(Québec) La ministre Marguerite Blais maintient le suspense quant à savoir si elle participera aux audiences de la coroner Géhane Kamel sur les décès de personnes âgées ou vulnérables survenus dans des milieux d’hébergement au cours de la première vague de COVID-19.

En congé de maladie depuis le 29 octobre pour une durée indéterminée, Mme Blais — la ministre responsable des Aînés et des Proches aidants — souffre d’épuisement professionnel et doit en parallèle composer avec un problème persistant à une jambe.

Elle a été assignée à témoigner le 16 novembre prochain, au palais de justice de Québec, mais le ministère de la Justice indique désormais que « des échanges de nature confidentielle ont lieu entre les procureurs de la coroner et ceux du Procureur général quant au témoignage prévu ».

Dans son message transmis à La Presse Canadienne, le ministère prend également le soin de préciser que le Conseil des ministres a adopté un décret afin de confier temporairement toutes les responsabilités de Mme Blais au ministre de la Santé et des Services sociaux, Christian Dubé.

Mme Blais est « vraiment au repos », affirme de son côté l’attachée de presse de la ministre, Lyann St-Hilaire. « Une décision sera prise au moment opportun. »

Consignes =>
1) Reproduisez fidèlement le passage de l'article sur la ministre Marguerite Blais allant de « En congé de » à « sociaux, Christian Dubé. ».
2) Répondez aux questions suivantes à partir de l'article sur la ministre Marguerite Blais :
(a) Depuis quelle date Mme Blais est-elle en congé de maladie ?
(b) À quelle date et en quel lieu a-t-elle été assignée à témoigner ?
(c) À quel ministre le Conseil des ministres a-t-il confié temporairement toutes ses responsabilités ?
3) Poursuivez la rédaction de l'article sur la ministre Marguerite Blais à la suite de sa dernière phrase.

Données fournies =>
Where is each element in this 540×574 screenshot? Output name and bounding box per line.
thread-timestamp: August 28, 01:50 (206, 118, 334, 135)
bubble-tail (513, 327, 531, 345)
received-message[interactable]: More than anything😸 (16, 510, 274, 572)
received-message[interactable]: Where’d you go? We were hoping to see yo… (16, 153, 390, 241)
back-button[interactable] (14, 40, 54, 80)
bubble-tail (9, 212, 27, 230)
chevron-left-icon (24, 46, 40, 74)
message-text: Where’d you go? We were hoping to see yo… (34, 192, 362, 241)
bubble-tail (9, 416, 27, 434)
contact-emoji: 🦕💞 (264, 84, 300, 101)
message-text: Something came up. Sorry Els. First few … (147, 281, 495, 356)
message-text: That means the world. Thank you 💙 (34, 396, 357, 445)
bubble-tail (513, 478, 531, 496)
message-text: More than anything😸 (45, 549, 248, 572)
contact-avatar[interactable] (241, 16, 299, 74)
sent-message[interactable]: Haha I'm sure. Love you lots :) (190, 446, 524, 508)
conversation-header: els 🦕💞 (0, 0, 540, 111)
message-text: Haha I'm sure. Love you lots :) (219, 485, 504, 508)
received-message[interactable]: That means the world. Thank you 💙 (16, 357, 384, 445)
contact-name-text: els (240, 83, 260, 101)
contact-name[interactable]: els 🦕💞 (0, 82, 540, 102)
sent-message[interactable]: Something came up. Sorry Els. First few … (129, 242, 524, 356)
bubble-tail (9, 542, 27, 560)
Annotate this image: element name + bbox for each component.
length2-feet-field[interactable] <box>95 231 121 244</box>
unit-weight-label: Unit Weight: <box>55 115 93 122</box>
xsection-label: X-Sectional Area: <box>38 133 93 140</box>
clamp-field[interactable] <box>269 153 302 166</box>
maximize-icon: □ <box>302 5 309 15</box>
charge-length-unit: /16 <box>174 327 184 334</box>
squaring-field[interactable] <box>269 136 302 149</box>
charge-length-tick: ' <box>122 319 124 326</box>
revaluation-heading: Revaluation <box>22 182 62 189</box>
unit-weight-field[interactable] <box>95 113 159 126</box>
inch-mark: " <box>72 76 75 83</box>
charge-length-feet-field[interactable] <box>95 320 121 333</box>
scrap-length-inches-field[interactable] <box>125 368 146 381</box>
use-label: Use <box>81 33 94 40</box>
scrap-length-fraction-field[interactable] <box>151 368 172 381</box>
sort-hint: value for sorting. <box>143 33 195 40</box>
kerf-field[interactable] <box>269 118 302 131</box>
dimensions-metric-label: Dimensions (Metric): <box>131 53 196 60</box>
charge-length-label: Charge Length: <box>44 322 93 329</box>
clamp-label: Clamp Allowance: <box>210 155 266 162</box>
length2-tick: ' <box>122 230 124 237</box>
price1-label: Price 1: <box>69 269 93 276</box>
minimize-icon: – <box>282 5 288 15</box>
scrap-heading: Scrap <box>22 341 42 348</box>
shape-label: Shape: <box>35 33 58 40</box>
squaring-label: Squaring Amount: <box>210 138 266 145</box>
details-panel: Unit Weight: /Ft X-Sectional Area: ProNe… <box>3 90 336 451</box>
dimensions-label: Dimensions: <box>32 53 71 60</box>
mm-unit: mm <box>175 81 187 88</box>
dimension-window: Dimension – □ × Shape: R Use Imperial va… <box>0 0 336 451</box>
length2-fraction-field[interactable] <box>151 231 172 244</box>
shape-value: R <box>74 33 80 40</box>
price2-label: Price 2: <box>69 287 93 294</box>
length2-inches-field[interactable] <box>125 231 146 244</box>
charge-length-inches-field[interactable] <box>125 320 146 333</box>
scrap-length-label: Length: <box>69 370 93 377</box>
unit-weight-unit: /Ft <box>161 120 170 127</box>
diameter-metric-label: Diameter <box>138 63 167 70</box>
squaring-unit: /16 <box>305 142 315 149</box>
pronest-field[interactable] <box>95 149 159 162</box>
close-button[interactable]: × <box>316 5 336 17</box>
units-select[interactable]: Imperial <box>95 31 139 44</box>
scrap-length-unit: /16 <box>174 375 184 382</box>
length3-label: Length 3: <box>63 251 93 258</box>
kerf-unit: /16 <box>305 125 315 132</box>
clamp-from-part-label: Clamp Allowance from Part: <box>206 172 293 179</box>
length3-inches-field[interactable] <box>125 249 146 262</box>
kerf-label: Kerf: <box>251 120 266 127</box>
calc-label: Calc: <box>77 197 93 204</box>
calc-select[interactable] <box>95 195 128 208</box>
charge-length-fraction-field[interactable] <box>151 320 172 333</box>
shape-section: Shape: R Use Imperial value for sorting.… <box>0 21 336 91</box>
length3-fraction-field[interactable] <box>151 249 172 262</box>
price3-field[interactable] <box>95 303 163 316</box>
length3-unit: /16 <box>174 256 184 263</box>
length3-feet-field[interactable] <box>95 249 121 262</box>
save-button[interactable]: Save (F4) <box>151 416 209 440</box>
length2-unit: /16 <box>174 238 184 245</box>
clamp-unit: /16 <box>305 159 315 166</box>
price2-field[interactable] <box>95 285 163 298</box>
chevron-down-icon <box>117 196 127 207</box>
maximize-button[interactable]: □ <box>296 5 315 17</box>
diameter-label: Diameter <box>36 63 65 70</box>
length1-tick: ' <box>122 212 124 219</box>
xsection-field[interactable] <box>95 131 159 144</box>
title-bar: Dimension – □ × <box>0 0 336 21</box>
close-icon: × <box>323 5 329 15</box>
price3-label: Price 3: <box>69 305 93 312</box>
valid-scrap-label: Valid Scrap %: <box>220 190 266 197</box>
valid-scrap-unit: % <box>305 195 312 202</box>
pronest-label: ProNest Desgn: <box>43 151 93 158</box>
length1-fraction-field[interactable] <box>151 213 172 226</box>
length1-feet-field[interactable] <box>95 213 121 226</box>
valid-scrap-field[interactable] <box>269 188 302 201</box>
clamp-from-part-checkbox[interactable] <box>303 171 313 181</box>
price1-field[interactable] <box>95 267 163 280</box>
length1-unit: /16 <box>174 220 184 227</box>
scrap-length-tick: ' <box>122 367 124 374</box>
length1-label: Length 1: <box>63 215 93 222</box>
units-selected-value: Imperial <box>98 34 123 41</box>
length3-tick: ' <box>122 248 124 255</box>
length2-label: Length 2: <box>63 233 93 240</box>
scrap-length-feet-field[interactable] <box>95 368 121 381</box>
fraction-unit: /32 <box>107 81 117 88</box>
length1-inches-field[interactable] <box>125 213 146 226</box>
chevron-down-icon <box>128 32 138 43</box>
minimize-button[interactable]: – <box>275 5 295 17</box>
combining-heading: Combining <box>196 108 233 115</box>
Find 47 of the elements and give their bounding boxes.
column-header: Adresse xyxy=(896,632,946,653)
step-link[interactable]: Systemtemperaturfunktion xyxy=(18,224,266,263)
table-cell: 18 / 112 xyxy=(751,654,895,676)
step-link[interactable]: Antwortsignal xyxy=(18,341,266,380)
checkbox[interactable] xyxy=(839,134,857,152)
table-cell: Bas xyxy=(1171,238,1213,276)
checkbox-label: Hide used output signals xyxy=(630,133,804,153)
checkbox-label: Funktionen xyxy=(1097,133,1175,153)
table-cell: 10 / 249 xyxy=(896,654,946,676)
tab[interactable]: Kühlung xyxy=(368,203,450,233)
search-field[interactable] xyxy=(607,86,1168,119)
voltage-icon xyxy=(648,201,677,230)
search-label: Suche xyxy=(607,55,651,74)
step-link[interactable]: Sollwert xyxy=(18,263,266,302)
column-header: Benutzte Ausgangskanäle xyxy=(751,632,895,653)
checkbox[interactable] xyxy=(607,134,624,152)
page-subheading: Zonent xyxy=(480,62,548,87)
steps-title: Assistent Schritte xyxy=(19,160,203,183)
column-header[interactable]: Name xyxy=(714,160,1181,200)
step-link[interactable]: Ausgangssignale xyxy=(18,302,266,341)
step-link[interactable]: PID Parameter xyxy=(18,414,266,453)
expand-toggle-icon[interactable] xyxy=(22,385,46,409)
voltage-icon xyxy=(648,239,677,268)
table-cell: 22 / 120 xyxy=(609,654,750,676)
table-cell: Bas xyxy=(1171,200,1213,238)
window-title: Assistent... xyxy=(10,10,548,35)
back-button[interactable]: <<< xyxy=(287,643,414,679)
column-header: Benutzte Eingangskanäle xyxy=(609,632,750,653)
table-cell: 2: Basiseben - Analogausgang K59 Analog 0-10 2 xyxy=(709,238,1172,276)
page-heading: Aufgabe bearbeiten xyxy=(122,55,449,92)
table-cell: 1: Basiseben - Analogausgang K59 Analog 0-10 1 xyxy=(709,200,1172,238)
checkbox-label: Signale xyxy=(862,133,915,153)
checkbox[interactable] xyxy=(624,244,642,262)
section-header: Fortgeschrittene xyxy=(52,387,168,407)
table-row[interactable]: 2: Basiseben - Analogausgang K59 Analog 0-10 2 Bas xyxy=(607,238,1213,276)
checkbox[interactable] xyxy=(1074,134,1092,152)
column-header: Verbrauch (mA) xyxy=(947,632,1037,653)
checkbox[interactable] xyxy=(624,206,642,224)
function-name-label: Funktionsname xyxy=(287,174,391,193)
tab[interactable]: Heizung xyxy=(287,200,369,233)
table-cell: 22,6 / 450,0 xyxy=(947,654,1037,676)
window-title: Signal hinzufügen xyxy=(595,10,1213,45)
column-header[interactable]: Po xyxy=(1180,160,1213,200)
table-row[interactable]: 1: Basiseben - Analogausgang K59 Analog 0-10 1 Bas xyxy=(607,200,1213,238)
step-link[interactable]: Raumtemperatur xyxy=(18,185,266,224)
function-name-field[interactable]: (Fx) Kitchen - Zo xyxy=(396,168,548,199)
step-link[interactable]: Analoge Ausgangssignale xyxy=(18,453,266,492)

Réponses =>
1)
En congé de maladie depuis le 29 octobre pour une durée indéterminée, Mme Blais — la ministre responsable des Aînés et des Proches aidants — souffre d’épuisement professionnel et doit en parallèle composer avec un problème persistant à une jambe.

Elle a été assignée à témoigner le 16 novembre prochain, au palais de justice de Québec, mais le ministère de la Justice indique désormais que « des échanges de nature confidentielle ont lieu entre les procureurs de la coroner et ceux du Procureur général quant au témoignage prévu ».

Dans son message transmis à La Presse Canadienne, le ministère prend également le soin de préciser que le Conseil des ministres a adopté un décret afin de confier temporairement toutes les responsabilités de Mme Blais au ministre de la Santé et des Services sociaux, Christian Dubé.

2)
(a) Depuis le 29 octobre.
(b) Le 16 novembre, au palais de justice de Québec.
(c) À Christian Dubé, ministre de la Santé et des Services sociaux.

3)
Interrogé à cet effet, le Bureau du coroner a souligné que le nom de Marguerite Blais figurait toujours à la liste des témoins, avec la mention « date sujette à changement », et que règle générale, « un témoin assigné doit se présenter devant le coroner à la date prévue sauf indication contraire du coroner ».

En février dernier, le coroner en chef adjoint du Québec, Luc Malouin, déclarait dans les pages du Devoir au sujet de l’enquête sur les CHSLD qu’« un coroner peut assigner n’importe qui à venir témoigner. […] Les personnes sont obligées de témoigner sous peine d’outrage au tribunal ».

Selon la porte-parole de l’opposition officielle pour les aînés et les proches aidants, Monique Sauvé, il est non seulement important mais « essentiel » que Marguerite Blais vienne expliquer le rôle qu’elle a joué durant la première vague de COVID-19 devant la coroner le 16 novembre prochain.

« C’est absolument important pour les plus de 6000 familles qui vivent encore dans ce deuil profond d’avoir non seulement perdu un être cher mais dans des circonstances épouvantables, on le sait, manque de soins, déshydratation, ils ont été finalement laissés à eux-mêmes, sans même avoir les proches auprès d’eux.

« Il faut que la ministre puisse […] témoigner, a insisté Mme Sauvé en entrevue. Je suis sensible à sa situation de santé, mais elle a un rôle prépondérant de responsable des aînés. […] N’oublions pas une chose : M. Dubé n’était pas là à la première vague. » Il était président du Conseil du trésor jusqu’en juin 2020.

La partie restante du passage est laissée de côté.